▶ **Short problem**
Identify all lines below that hold "соответствии" and collect them.

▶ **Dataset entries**
################

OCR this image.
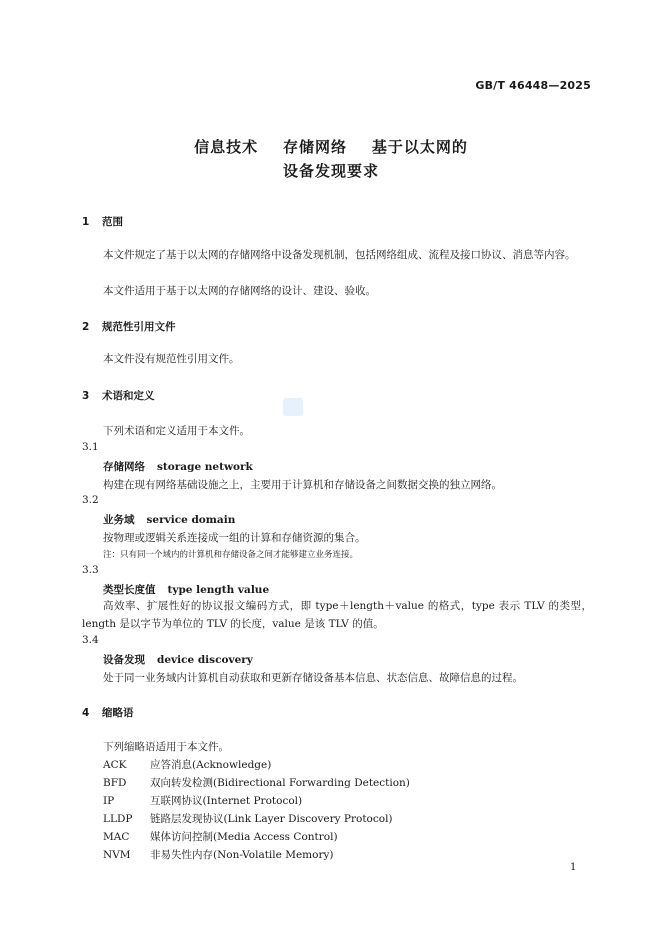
GB/T 46448—2025
信息技术    存储网络    基于以太网的
设备发现要求
1 范围
本文件规定了基于以太网的存储网络中设备发现机制，包括网络组成、流程及接口协议、消息等内容。
本文件适用于基于以太网的存储网络的设计、建设、验收。
2 规范性引用文件
本文件没有规范性引用文件。
3 术语和定义
下列术语和定义适用于本文件。
3.1
存储网络 storage network
构建在现有网络基础设施之上，主要用于计算机和存储设备之间数据交换的独立网络。
3.2
业务域 service domain
按物理或逻辑关系连接成一组的计算和存储资源的集合。
注：只有同一个域内的计算机和存储设备之间才能够建立业务连接。
3.3
类型长度值 type length value
高效率、扩展性好的协议报文编码方式，即 type＋length＋value 的格式，type 表示 TLV 的类型，length 是以字节为单位的 TLV 的长度，value 是该 TLV 的值。
3.4
设备发现 device discovery
处于同一业务域内计算机自动获取和更新存储设备基本信息、状态信息、故障信息的过程。
4 缩略语
下列缩略语适用于本文件。
ACK 应答消息(Acknowledge)
BFD 双向转发检测(Bidirectional Forwarding Detection)
IP	互联网协议(Internet Protocol)
LLDP 链路层发现协议(Link Layer Discovery Protocol)
MAC 媒体访问控制(Media Access Control)
NVM 非易失性内存(Non-Volatile Memory)
1
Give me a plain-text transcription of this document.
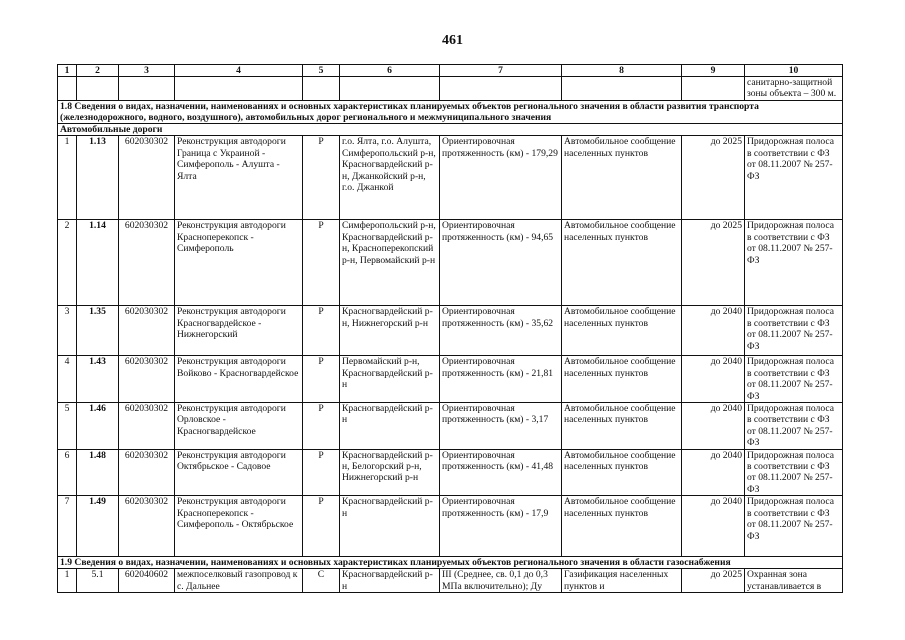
461
1	2	3	4	5	6	7	8	9	10
									санитарно-защитной зоны объекта – 300 м.
1.8 Сведения о видах, назначении, наименованиях и основных характеристиках планируемых объектов регионального значения в области развития транспорта (железнодорожного, водного, воздушного), автомобильных дорог регионального и межмуниципального значения									
Автомобильные дороги									
1	1.13	602030302	Реконструкция автодороги Граница с Украиной - Симферополь - Алушта - Ялта	Р	г.о. Ялта, г.о. Алушта, Симферопольский р-н, Красногвардейский р-н, Джанкойский р-н, г.о. Джанкой	Ориентировочная протяженность (км) - 179,29	Автомобильное сообщение населенных пунктов	до 2025	Придорожная полоса в соответствии с ФЗ от 08.11.2007 № 257-ФЗ
2	1.14	602030302	Реконструкция автодороги Красноперекопск - Симферополь	Р	Симферопольский р-н, Красногвардейский р-н, Красноперекопский р-н, Первомайский р-н	Ориентировочная протяженность (км) - 94,65	Автомобильное сообщение населенных пунктов	до 2025	Придорожная полоса в соответствии с ФЗ от 08.11.2007 № 257-ФЗ
3	1.35	602030302	Реконструкция автодороги Красногвардейское - Нижнегорский	Р	Красногвардейский р-н, Нижнегорский р-н	Ориентировочная протяженность (км) - 35,62	Автомобильное сообщение населенных пунктов	до 2040	Придорожная полоса в соответствии с ФЗ от 08.11.2007 № 257-ФЗ
4	1.43	602030302	Реконструкция автодороги Войково - Красногвардейское	Р	Первомайский р-н, Красногвардейский р-н	Ориентировочная протяженность (км) - 21,81	Автомобильное сообщение населенных пунктов	до 2040	Придорожная полоса в соответствии с ФЗ от 08.11.2007 № 257-ФЗ
5	1.46	602030302	Реконструкция автодороги Орловское - Красногвардейское	Р	Красногвардейский р-н	Ориентировочная протяженность (км) - 3,17	Автомобильное сообщение населенных пунктов	до 2040	Придорожная полоса в соответствии с ФЗ от 08.11.2007 № 257-ФЗ
6	1.48	602030302	Реконструкция автодороги Октябрьское - Садовое	Р	Красногвардейский р-н, Белогорский р-н, Нижнегорский р-н	Ориентировочная протяженность (км) - 41,48	Автомобильное сообщение населенных пунктов	до 2040	Придорожная полоса в соответствии с ФЗ от 08.11.2007 № 257-ФЗ
7	1.49	602030302	Реконструкция автодороги Красноперекопск - Симферополь - Октябрьское	Р	Красногвардейский р-н	Ориентировочная протяженность (км) - 17,9	Автомобильное сообщение населенных пунктов	до 2040	Придорожная полоса в соответствии с ФЗ от 08.11.2007 № 257-ФЗ
1.9 Сведения о видах, назначении, наименованиях и основных характеристиках планируемых объектов регионального значения в области газоснабжения									
1	5.1	602040602	межпоселковый газопровод к с. Дальнее	С	Красногвардейский р-н	III (Среднее, св. 0,1 до 0,3 МПа включительно); Ду	Газификация населенных пунктов и	до 2025	Охранная зона устанавливается в
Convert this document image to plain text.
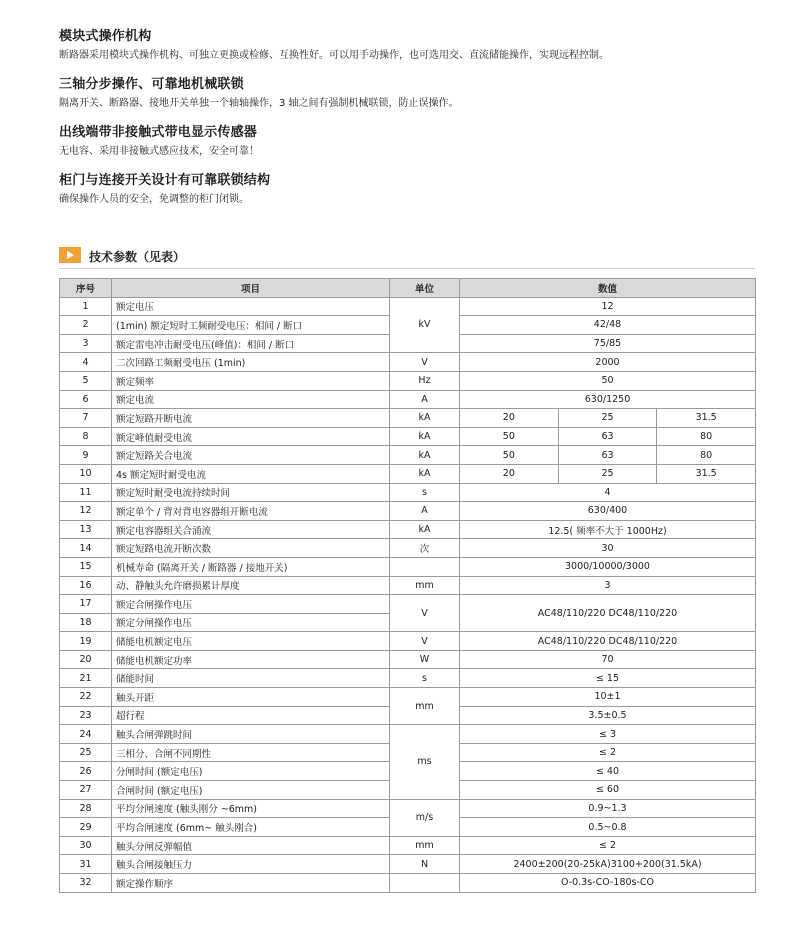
模块式操作机构
断路器采用模块式操作机构、可独立更换或检修、互换性好。可以用手动操作，也可选用交、直流储能操作，实现远程控制。
三轴分步操作、可靠地机械联锁
隔离开关、断路器、接地开关单独一个轴轴操作，3 轴之间有强制机械联锁，防止误操作。
出线端带非接触式带电显示传感器
无电容、采用非接触式感应技术，安全可靠！
柜门与连接开关设计有可靠联锁结构
确保操作人员的安全，免调整的柜门闭锁。
技术参数（见表）
序号	项目	单位	数值		
1	额定电压	kV	12		
2	(1min) 额定短时工频耐受电压：相间 / 断口		42/48		
3	额定雷电冲击耐受电压(峰值)：相间 / 断口		75/85		
4	二次回路工频耐受电压 (1min)	V	2000		
5	额定频率	Hz	50		
6	额定电流	A	630/1250		
7	额定短路开断电流	kA	20	25	31.5
8	额定峰值耐受电流	kA	50	63	80
9	额定短路关合电流	kA	50	63	80
10	4s 额定短时耐受电流	kA	20	25	31.5
11	额定短时耐受电流持续时间	s	4		
12	额定单个 / 背对背电容器组开断电流	A	630/400		
13	额定电容器组关合涌流	kA	12.5( 频率不大于 1000Hz)		
14	额定短路电流开断次数	次	30		
15	机械寿命 (隔离开关 / 断路器 / 接地开关)		3000/10000/3000		
16	动、静触头允许磨损累计厚度	mm	3		
17	额定合闸操作电压	V	AC48/110/220 DC48/110/220		
18	额定分闸操作电压				
19	储能电机额定电压	V	AC48/110/220 DC48/110/220		
20	储能电机额定功率	W	70		
21	储能时间	s	≤ 15		
22	触头开距	mm	10±1		
23	超行程		3.5±0.5		
24	触头合闸弹跳时间	ms	≤ 3		
25	三相分、合闸不同期性		≤ 2		
26	分闸时间 (额定电压)		≤ 40		
27	合闸时间 (额定电压)		≤ 60		
28	平均分闸速度 (触头刚分 ~6mm)	m/s	0.9~1.3		
29	平均合闸速度 (6mm~ 触头刚合)		0.5~0.8		
30	触头分闸反弹幅值	mm	≤ 2		
31	触头合闸接触压力	N	2400±200(20-25kA)3100+200(31.5kA)		
32	额定操作顺序		O-0.3s-CO-180s-CO		
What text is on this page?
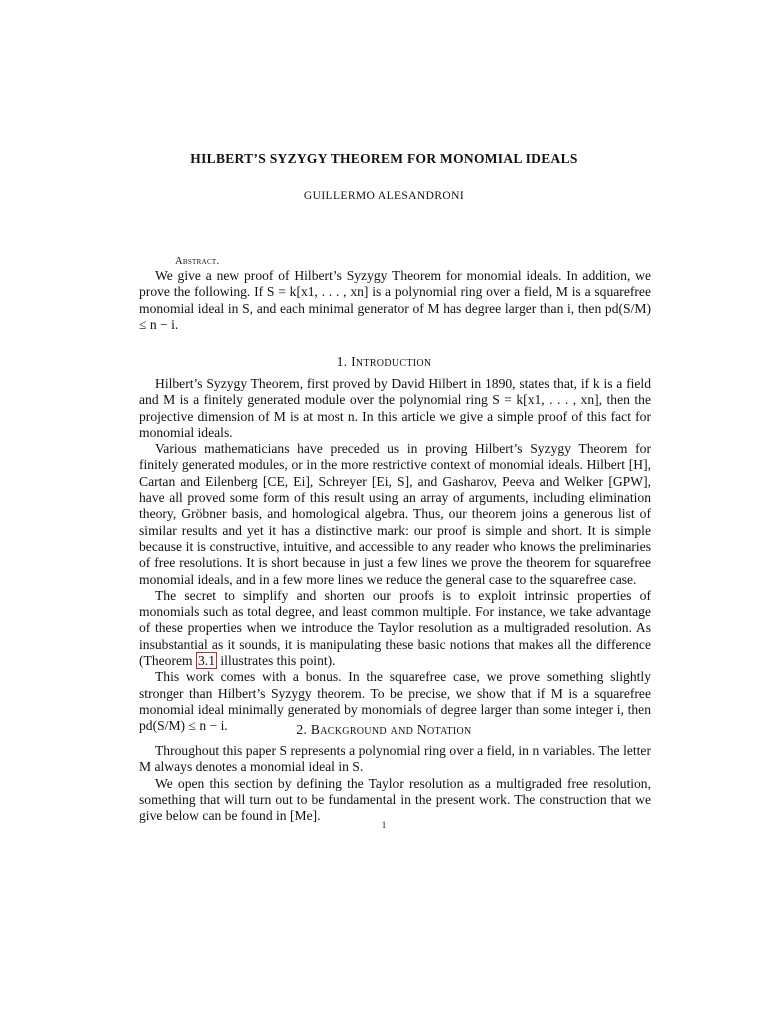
HILBERT’S SYZYGY THEOREM FOR MONOMIAL IDEALS
GUILLERMO ALESANDRONI
Abstract.

We give a new proof of Hilbert’s Syzygy Theorem for monomial ideals. In addition, we prove the following. If S = k[x1, . . . , xn] is a polynomial ring over a field, M is a squarefree monomial ideal in S, and each minimal generator of M has degree larger than i, then pd(S/M) ≤ n − i.

1. Introduction

Hilbert’s Syzygy Theorem, first proved by David Hilbert in 1890, states that, if k is a field and M is a finitely generated module over the polynomial ring S = k[x1, . . . , xn], then the projective dimension of M is at most n. In this article we give a simple proof of this fact for monomial ideals.

Various mathematicians have preceded us in proving Hilbert’s Syzygy Theorem for finitely generated modules, or in the more restrictive context of monomial ideals. Hilbert [H], Cartan and Eilenberg [CE, Ei], Schreyer [Ei, S], and Gasharov, Peeva and Welker [GPW], have all proved some form of this result using an array of arguments, including elimination theory, Gröbner basis, and homological algebra. Thus, our theorem joins a generous list of similar results and yet it has a distinctive mark: our proof is simple and short. It is simple because it is constructive, intuitive, and accessible to any reader who knows the preliminaries of free resolutions. It is short because in just a few lines we prove the theorem for squarefree monomial ideals, and in a few more lines we reduce the general case to the squarefree case.

The secret to simplify and shorten our proofs is to exploit intrinsic properties of monomials such as total degree, and least common multiple. For instance, we take advantage of these properties when we introduce the Taylor resolution as a multigraded resolution. As insubstantial as it sounds, it is manipulating these basic notions that makes all the difference (Theorem 3.1 illustrates this point).

This work comes with a bonus. In the squarefree case, we prove something slightly stronger than Hilbert’s Syzygy theorem. To be precise, we show that if M is a squarefree monomial ideal minimally generated by monomials of degree larger than some integer i, then pd(S/M) ≤ n − i.	2. Background and Notation

Throughout this paper S represents a polynomial ring over a field, in n variables. The letter M always denotes a monomial ideal in S.

We open this section by defining the Taylor resolution as a multigraded free resolution, something that will turn out to be fundamental in the present work. The construction that we give below can be found in [Me].

1
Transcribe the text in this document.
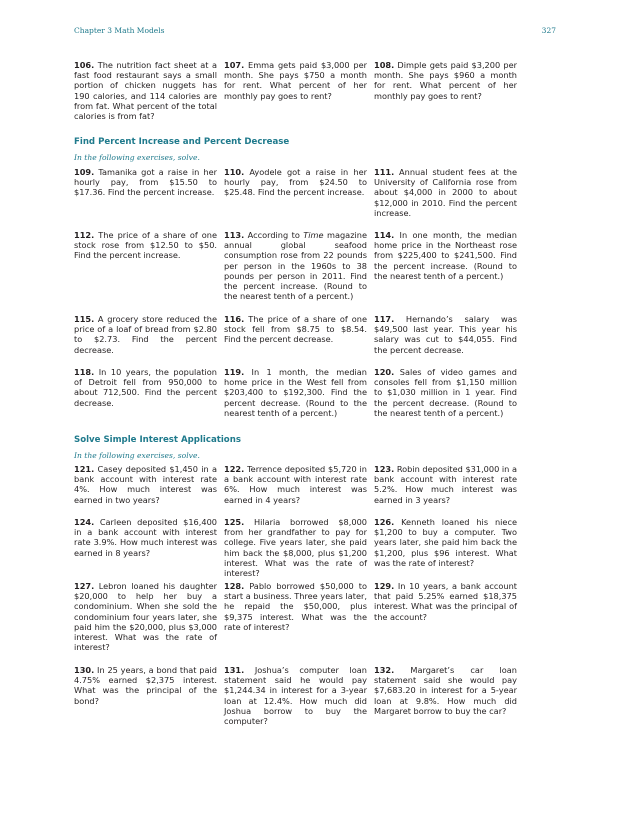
Chapter 3 Math Models	327
106. The nutrition fact sheet at a fast food restaurant says a small portion of chicken nuggets has 190 calories, and 114 calories are from fat. What percent of the total calories is from fat?
107. Emma gets paid $3,000 per month. She pays $750 a month for rent. What percent of her monthly pay goes to rent?
108. Dimple gets paid $3,200 per month. She pays $960 a month for rent. What percent of her monthly pay goes to rent?
Find Percent Increase and Percent Decrease
In the following exercises, solve.
109. Tamanika got a raise in her hourly pay, from $15.50 to $17.36. Find the percent increase.
110. Ayodele got a raise in her hourly pay, from $24.50 to $25.48. Find the percent increase.
111. Annual student fees at the University of California rose from about $4,000 in 2000 to about $12,000 in 2010. Find the percent increase.
112. The price of a share of one stock rose from $12.50 to $50. Find the percent increase.
113. According to Time magazine annual global seafood consumption rose from 22 pounds per person in the 1960s to 38 pounds per person in 2011. Find the percent increase. (Round to the nearest tenth of a percent.)
114. In one month, the median home price in the Northeast rose from $225,400 to $241,500. Find the percent increase. (Round to the nearest tenth of a percent.)
115. A grocery store reduced the price of a loaf of bread from $2.80 to $2.73. Find the percent decrease.
116. The price of a share of one stock fell from $8.75 to $8.54. Find the percent decrease.
117. Hernando’s salary was $49,500 last year. This year his salary was cut to $44,055. Find the percent decrease.
118. In 10 years, the population of Detroit fell from 950,000 to about 712,500. Find the percent decrease.
119. In 1 month, the median home price in the West fell from $203,400 to $192,300. Find the percent decrease. (Round to the nearest tenth of a percent.)
120. Sales of video games and consoles fell from $1,150 million to $1,030 million in 1 year. Find the percent decrease. (Round to the nearest tenth of a percent.)
Solve Simple Interest Applications
In the following exercises, solve.
121. Casey deposited $1,450 in a bank account with interest rate 4%. How much interest was earned in two years?
122. Terrence deposited $5,720 in a bank account with interest rate 6%. How much interest was earned in 4 years?
123. Robin deposited $31,000 in a bank account with interest rate 5.2%. How much interest was earned in 3 years?
124. Carleen deposited $16,400 in a bank account with interest rate 3.9%. How much interest was earned in 8 years?
125. Hilaria borrowed $8,000 from her grandfather to pay for college. Five years later, she paid him back the $8,000, plus $1,200 interest. What was the rate of interest?
126. Kenneth loaned his niece $1,200 to buy a computer. Two years later, she paid him back the $1,200, plus $96 interest. What was the rate of interest?
127. Lebron loaned his daughter $20,000 to help her buy a condominium. When she sold the condominium four years later, she paid him the $20,000, plus $3,000 interest. What was the rate of interest?
128. Pablo borrowed $50,000 to start a business. Three years later, he repaid the $50,000, plus $9,375 interest. What was the rate of interest?
129. In 10 years, a bank account that paid 5.25% earned $18,375 interest. What was the principal of the account?
130. In 25 years, a bond that paid 4.75% earned $2,375 interest. What was the principal of the bond?
131. Joshua’s computer loan statement said he would pay $1,244.34 in interest for a 3-year loan at 12.4%. How much did Joshua borrow to buy the computer?
132. Margaret’s car loan statement said she would pay $7,683.20 in interest for a 5-year loan at 9.8%. How much did Margaret borrow to buy the car?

################

▶ **The result**
1	1.13	602030302	Реконструкция автодороги Граница с Украиной - Симферополь - Алушта - Ялта	Р	г.о. Ялта, г.о. Алушта, Симферопольский р-н, Красногвардейский р-н, Джанкойский р-н, г.о. Джанкой	Ориентировочная протяженность (км) - 179,29	Автомобильное сообщение населенных пунктов	до 2025	Придорожная полоса в соответствии с ФЗ от 08.11.2007 № 257-ФЗ
2	1.14	602030302	Реконструкция автодороги Красноперекопск - Симферополь	Р	Симферопольский р-н, Красногвардейский р-н, Красноперекопский р-н, Первомайский р-н	Ориентировочная протяженность (км) - 94,65	Автомобильное сообщение населенных пунктов	до 2025	Придорожная полоса в соответствии с ФЗ от 08.11.2007 № 257-ФЗ
3	1.35	602030302	Реконструкция автодороги Красногвардейское - Нижнегорский	Р	Красногвардейский р-н, Нижнегорский р-н	Ориентировочная протяженность (км) - 35,62	Автомобильное сообщение населенных пунктов	до 2040	Придорожная полоса в соответствии с ФЗ от 08.11.2007 № 257-ФЗ
4	1.43	602030302	Реконструкция автодороги Войково - Красногвардейское	Р	Первомайский р-н, Красногвардейский р-н	Ориентировочная протяженность (км) - 21,81	Автомобильное сообщение населенных пунктов	до 2040	Придорожная полоса в соответствии с ФЗ от 08.11.2007 № 257-ФЗ
5	1.46	602030302	Реконструкция автодороги Орловское - Красногвардейское	Р	Красногвардейский р-н	Ориентировочная протяженность (км) - 3,17	Автомобильное сообщение населенных пунктов	до 2040	Придорожная полоса в соответствии с ФЗ от 08.11.2007 № 257-ФЗ
6	1.48	602030302	Реконструкция автодороги Октябрьское - Садовое	Р	Красногвардейский р-н, Белогорский р-н, Нижнегорский р-н	Ориентировочная протяженность (км) - 41,48	Автомобильное сообщение населенных пунктов	до 2040	Придорожная полоса в соответствии с ФЗ от 08.11.2007 № 257-ФЗ
7	1.49	602030302	Реконструкция автодороги Красноперекопск - Симферополь - Октябрьское	Р	Красногвардейский р-н	Ориентировочная протяженность (км) - 17,9	Автомобильное сообщение населенных пунктов	до 2040	Придорожная полоса в соответствии с ФЗ от 08.11.2007 № 257-ФЗ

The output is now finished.